[Entries from a visual dataset]
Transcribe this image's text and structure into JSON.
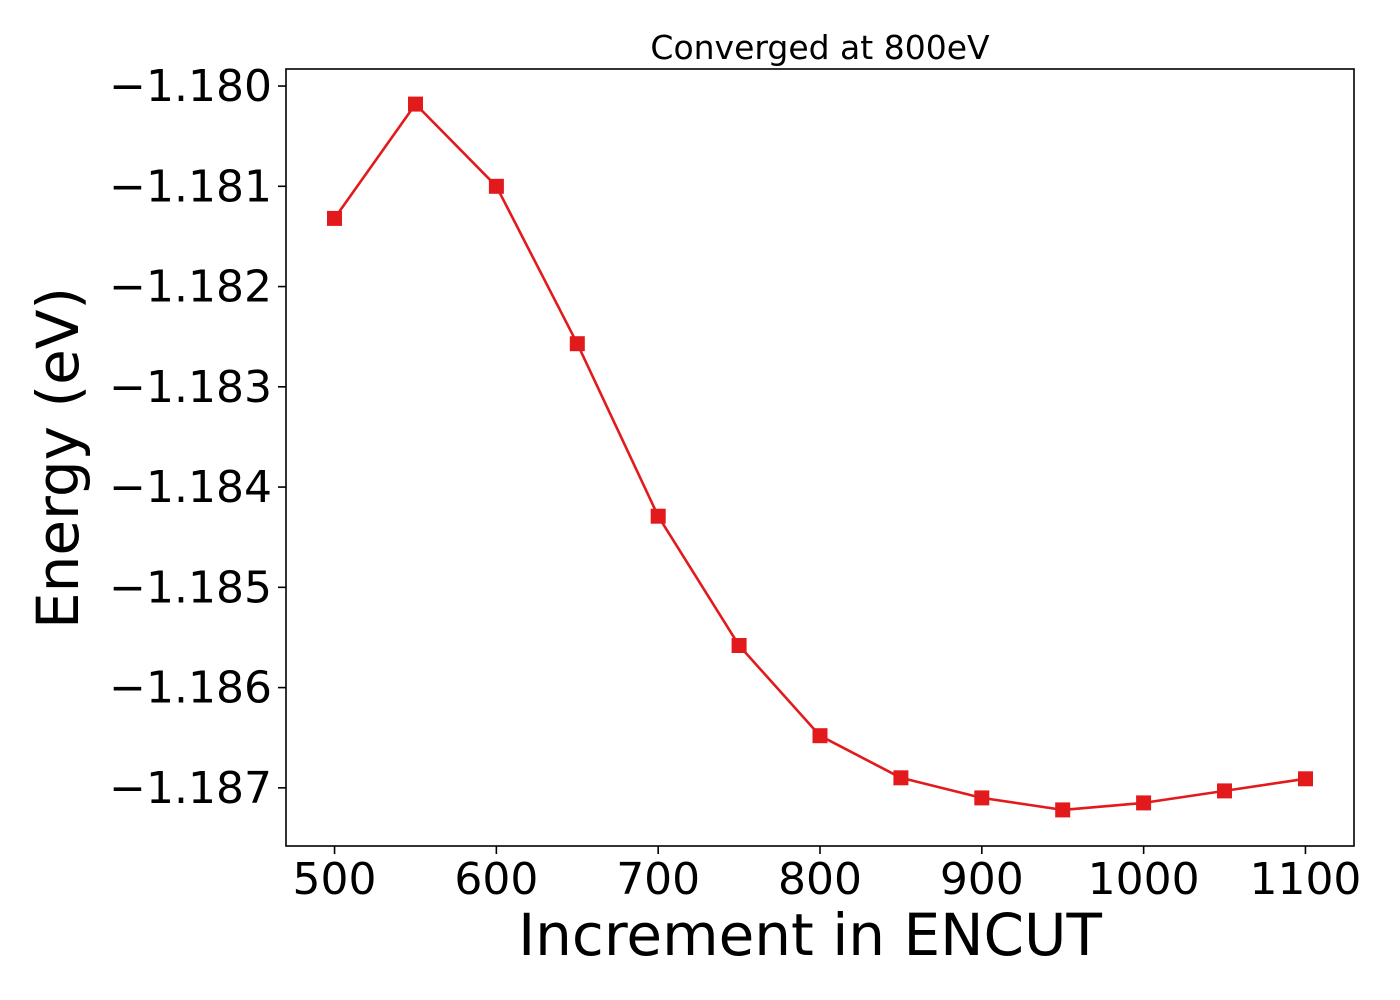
{
  "chart_data": {
    "type": "line",
    "title": "Converged at 800eV",
    "xlabel": "Increment in ENCUT",
    "ylabel": "Energy (eV)",
    "x": [
      500,
      550,
      600,
      650,
      700,
      750,
      800,
      850,
      900,
      950,
      1000,
      1050,
      1100
    ],
    "series": [
      {
        "values": [
          -1.18132,
          -1.18018,
          -1.181,
          -1.18257,
          -1.18429,
          -1.18558,
          -1.18648,
          -1.1869,
          -1.1871,
          -1.18722,
          -1.18715,
          -1.18703,
          -1.18691
        ],
        "color": "#e31a1c",
        "marker": "square"
      }
    ],
    "xticks": [
      500,
      600,
      700,
      800,
      900,
      1000,
      1100
    ],
    "xtick_labels": [
      "500",
      "600",
      "700",
      "800",
      "900",
      "1000",
      "1100"
    ],
    "yticks": [
      -1.18,
      -1.181,
      -1.182,
      -1.183,
      -1.184,
      -1.185,
      -1.186,
      -1.187
    ],
    "ytick_labels": [
      "−1.180",
      "−1.181",
      "−1.182",
      "−1.183",
      "−1.184",
      "−1.185",
      "−1.186",
      "−1.187"
    ],
    "xlim": [
      470,
      1130
    ],
    "ylim": [
      -1.18758,
      -1.17983
    ],
    "grid": false,
    "legend": "none"
  }
}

▸ **WHAT THE TASK ASKS**: Quote the preceding records in their entirety, excluding every picture.

▸ **ANSWER**:
Transcribe this image's text and structure into JSON.
{
  "chart_data": {
    "type": "line",
    "title": "Converged at 800eV",
    "xlabel": "Increment in ENCUT",
    "ylabel": "Energy (eV)",
    "x": [
      500,
      550,
      600,
      650,
      700,
      750,
      800,
      850,
      900,
      950,
      1000,
      1050,
      1100
    ],
    "series": [
      {
        "values": [
          -1.18132,
          -1.18018,
          -1.181,
          -1.18257,
          -1.18429,
          -1.18558,
          -1.18648,
          -1.1869,
          -1.1871,
          -1.18722,
          -1.18715,
          -1.18703,
          -1.18691
        ],
        "color": "#e31a1c",
        "marker": "square"
      }
    ],
    "xticks": [
      500,
      600,
      700,
      800,
      900,
      1000,
      1100
    ],
    "xtick_labels": [
      "500",
      "600",
      "700",
      "800",
      "900",
      "1000",
      "1100"
    ],
    "yticks": [
      -1.18,
      -1.181,
      -1.182,
      -1.183,
      -1.184,
      -1.185,
      -1.186,
      -1.187
    ],
    "ytick_labels": [
      "−1.180",
      "−1.181",
      "−1.182",
      "−1.183",
      "−1.184",
      "−1.185",
      "−1.186",
      "−1.187"
    ],
    "xlim": [
      470,
      1130
    ],
    "ylim": [
      -1.18758,
      -1.17983
    ],
    "grid": false,
    "legend": "none"
  }
}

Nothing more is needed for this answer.